* **PASSAGE FOURNI**:
>>>>>

La prière unit deux pôles : l’un faible, fragile et minuscule, mon âme ; l’autre immense et tout-puissant : Dieu !
C’est cela qui est grand et surprenant : que lui, l’immense, ait voulu parler avec moi si petit ; lui, le Créateur, avec moi, créature.
Ce n’est pas moi qui ai voulu la prière. C’est lui qui l’a voulue pour moi.
Ce n’est pas moi qui l’ai cherché, c’est lui qui est venu à moi.
Et je l’aurais cherché en vain s’il n’était venu à moi le premier.
L’espérance sur laquelle repose ma prière vient de ce que Dieu désire ma prière.
Et si je me rends à son appel, c’est parce qu’il est déjà là à m’attendre.
Rappelez-vous que tout au monde est problème, sauf une chose: la charité, l'amour. L'amour seul n'est pas un problème pour celui qui le vit.
Et ce qui me transforme, c'est la charité que Dieu a mise en mon être.
L'amour me transforme lentement en Dieu.
Et le péché n'est pas autre chose que résister à cette transformation, savoir et pouvoir dire "non" à l'amour.
Vivre dans notre égoïsme signifie nous arrêter à notre état d'homme et en empêcher la transformation en charité divine.

<<<<<

* **ENTRÉES FOURNIES**:
>>>>>

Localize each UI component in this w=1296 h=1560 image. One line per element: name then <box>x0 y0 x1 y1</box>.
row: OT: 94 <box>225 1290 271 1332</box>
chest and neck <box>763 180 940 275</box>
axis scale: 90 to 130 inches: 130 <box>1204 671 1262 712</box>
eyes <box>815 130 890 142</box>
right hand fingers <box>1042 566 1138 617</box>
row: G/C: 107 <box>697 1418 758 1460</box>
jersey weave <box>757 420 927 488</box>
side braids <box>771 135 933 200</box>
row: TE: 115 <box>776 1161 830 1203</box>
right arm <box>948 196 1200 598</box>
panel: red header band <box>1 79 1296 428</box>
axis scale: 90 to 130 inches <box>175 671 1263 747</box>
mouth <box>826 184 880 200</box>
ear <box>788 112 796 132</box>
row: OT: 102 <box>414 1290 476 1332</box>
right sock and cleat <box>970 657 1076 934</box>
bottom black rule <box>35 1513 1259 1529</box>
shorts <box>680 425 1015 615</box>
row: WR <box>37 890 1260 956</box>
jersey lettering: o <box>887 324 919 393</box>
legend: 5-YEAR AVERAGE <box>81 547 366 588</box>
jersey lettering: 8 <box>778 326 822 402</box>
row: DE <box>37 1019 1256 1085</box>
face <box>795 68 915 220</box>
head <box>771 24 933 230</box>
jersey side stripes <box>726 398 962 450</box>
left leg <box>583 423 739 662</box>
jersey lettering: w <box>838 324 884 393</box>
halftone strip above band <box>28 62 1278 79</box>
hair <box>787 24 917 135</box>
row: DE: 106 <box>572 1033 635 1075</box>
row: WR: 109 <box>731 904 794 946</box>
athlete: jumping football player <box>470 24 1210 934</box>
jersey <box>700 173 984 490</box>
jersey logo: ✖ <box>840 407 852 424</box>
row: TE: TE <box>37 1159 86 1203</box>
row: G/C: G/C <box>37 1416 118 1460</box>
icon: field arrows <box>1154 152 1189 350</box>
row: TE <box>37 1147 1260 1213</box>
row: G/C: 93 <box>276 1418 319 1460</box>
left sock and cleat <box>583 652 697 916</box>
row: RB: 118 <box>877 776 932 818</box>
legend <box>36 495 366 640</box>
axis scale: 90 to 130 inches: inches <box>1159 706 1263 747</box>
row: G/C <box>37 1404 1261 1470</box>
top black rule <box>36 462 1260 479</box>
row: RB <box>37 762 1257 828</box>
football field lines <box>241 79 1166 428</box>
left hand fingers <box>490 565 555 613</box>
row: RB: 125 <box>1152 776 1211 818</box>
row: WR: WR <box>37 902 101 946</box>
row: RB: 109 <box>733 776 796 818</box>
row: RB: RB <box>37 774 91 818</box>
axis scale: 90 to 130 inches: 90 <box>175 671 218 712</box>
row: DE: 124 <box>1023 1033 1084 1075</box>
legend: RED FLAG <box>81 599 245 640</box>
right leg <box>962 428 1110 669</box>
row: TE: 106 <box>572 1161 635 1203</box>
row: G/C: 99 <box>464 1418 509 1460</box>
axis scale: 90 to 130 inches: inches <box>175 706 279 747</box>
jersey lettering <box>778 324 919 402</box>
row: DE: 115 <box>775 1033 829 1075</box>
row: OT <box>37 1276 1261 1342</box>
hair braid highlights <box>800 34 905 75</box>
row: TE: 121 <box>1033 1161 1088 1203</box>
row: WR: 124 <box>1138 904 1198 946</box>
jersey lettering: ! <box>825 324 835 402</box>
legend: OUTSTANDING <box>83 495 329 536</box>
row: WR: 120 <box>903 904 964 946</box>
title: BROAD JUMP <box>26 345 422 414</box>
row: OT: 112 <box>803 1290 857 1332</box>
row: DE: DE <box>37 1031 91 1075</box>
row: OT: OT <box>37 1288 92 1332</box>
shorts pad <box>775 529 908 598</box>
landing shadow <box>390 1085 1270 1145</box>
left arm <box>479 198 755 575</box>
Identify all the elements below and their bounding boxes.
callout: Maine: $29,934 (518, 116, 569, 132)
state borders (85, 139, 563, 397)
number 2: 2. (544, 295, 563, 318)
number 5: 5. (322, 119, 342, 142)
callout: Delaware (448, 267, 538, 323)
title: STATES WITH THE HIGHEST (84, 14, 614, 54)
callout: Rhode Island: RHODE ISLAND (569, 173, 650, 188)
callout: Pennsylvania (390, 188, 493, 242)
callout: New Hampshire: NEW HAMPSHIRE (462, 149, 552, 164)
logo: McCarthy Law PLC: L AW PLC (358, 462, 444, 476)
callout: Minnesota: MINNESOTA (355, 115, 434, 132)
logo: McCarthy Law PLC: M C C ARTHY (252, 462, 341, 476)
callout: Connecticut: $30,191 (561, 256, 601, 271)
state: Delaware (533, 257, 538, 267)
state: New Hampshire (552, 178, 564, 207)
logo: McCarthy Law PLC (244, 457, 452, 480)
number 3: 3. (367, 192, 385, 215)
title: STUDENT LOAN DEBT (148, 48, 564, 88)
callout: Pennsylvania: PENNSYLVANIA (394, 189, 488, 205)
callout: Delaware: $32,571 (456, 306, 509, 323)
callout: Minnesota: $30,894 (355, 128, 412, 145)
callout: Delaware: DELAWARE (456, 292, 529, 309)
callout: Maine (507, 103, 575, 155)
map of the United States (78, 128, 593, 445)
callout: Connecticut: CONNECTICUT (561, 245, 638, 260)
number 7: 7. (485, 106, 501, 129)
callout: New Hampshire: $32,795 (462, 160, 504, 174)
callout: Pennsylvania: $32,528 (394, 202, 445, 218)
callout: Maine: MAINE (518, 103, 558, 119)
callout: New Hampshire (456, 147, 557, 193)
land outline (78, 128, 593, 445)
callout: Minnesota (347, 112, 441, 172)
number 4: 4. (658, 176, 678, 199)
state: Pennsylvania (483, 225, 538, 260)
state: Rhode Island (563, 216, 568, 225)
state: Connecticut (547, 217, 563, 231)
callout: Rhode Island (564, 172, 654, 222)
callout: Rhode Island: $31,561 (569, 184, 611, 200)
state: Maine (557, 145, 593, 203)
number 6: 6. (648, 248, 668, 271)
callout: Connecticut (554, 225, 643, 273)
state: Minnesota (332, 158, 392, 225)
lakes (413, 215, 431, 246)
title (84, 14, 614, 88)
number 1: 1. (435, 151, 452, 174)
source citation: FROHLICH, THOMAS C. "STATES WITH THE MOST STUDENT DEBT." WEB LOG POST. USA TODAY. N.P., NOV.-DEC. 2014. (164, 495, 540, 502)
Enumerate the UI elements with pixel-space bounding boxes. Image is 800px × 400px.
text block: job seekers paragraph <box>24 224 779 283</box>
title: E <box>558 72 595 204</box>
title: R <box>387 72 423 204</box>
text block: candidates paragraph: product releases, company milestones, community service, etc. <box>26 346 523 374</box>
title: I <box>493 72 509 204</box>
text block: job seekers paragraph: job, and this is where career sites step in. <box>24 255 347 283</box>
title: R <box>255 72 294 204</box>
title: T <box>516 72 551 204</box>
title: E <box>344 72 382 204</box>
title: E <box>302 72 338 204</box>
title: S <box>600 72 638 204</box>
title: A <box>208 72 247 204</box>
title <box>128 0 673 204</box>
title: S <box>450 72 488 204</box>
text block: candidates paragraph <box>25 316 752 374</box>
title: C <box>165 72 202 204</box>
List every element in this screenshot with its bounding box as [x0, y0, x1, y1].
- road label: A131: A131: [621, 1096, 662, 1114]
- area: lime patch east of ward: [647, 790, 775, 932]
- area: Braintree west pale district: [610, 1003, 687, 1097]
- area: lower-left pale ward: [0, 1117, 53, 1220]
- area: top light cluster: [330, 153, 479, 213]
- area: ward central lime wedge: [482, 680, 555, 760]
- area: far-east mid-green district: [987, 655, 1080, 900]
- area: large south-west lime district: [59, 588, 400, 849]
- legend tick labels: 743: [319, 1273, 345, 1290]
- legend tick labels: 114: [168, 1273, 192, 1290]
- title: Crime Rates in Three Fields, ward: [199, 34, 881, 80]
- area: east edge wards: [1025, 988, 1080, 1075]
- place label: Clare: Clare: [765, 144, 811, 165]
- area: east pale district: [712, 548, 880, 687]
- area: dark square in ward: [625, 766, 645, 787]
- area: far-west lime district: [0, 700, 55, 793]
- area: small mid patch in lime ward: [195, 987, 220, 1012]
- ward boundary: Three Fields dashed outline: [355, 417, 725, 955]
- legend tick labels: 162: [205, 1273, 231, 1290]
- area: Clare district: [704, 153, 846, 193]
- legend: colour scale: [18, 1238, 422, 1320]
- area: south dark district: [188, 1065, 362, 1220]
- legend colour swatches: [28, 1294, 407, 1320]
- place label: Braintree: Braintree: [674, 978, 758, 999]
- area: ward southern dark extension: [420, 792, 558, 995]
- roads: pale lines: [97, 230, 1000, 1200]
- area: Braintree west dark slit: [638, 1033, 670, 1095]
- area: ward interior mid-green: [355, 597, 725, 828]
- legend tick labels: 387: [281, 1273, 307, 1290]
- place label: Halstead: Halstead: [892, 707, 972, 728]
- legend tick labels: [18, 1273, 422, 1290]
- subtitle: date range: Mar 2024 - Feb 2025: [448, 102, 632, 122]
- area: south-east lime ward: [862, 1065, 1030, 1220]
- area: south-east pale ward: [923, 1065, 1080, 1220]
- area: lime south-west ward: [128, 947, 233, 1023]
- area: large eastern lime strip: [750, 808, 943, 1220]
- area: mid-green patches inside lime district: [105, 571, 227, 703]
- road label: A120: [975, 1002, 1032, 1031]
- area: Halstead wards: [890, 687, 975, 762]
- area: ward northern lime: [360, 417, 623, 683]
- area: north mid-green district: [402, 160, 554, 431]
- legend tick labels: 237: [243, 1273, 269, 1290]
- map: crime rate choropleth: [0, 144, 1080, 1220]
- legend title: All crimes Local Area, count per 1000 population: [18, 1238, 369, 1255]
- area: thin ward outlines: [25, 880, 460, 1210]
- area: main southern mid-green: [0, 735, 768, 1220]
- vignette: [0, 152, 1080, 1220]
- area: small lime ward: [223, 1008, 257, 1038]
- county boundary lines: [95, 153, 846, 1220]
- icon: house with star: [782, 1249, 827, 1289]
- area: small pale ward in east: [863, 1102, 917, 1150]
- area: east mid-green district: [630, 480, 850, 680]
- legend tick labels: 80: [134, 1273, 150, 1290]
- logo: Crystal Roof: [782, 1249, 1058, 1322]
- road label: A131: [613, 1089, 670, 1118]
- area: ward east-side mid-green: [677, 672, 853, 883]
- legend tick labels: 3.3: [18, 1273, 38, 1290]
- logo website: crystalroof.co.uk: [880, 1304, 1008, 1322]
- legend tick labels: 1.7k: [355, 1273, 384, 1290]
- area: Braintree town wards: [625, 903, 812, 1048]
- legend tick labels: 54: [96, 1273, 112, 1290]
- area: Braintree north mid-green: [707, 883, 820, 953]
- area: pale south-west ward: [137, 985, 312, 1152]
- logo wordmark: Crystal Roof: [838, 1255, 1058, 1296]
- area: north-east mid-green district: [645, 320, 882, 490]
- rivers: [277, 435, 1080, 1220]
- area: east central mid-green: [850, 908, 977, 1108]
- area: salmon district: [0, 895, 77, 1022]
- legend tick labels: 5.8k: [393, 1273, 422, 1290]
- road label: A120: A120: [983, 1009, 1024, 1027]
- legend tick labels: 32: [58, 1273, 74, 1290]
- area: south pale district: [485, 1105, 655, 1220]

<<<<<

* **DESCRIPTION DE L'EXERCICE**: Restituez à l'identique, dans le passage sur la prière, tout ce qui va de « L’espérance sur laquelle » jusqu'à « qui le vit. ».

* **RÉSULTAT DE L'EXERCICE**:
L’espérance sur laquelle repose ma prière vient de ce que Dieu désire ma prière.
Et si je me rends à son appel, c’est parce qu’il est déjà là à m’attendre.
Rappelez-vous que tout au monde est problème, sauf une chose: la charité, l'amour. L'amour seul n'est pas un problème pour celui qui le vit.